%%

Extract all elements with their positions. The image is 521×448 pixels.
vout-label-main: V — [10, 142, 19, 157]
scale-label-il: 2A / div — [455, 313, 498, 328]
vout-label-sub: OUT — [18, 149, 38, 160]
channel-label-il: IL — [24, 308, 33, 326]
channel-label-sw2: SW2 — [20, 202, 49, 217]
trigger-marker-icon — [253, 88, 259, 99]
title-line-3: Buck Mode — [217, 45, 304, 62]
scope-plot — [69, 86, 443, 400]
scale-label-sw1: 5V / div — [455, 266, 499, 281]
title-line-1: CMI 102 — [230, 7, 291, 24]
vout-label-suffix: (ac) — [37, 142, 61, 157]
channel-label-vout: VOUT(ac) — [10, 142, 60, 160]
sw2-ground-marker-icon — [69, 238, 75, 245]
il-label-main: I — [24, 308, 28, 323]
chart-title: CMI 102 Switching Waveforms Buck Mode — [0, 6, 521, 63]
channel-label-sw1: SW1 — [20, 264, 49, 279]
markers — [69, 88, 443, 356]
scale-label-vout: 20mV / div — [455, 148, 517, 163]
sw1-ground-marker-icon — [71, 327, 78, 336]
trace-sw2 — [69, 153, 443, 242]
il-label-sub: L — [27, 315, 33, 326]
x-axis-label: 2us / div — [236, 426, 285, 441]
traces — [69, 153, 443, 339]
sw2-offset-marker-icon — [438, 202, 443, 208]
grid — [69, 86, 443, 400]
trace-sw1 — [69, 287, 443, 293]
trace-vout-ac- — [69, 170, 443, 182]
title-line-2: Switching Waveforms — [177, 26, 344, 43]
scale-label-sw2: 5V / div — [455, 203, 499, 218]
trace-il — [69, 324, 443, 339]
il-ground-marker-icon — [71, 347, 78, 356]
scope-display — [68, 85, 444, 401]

%%

▶ [TRAVAIL À FAIRE] Relevez et recopiez chaque ligne des entrées qui contient la chaîne « scope », en tenant compte de la casse.

▶ [SOLUTION RÉDIGÉE]
scope-plot — [69, 86, 443, 400]
scope-display — [68, 85, 444, 401]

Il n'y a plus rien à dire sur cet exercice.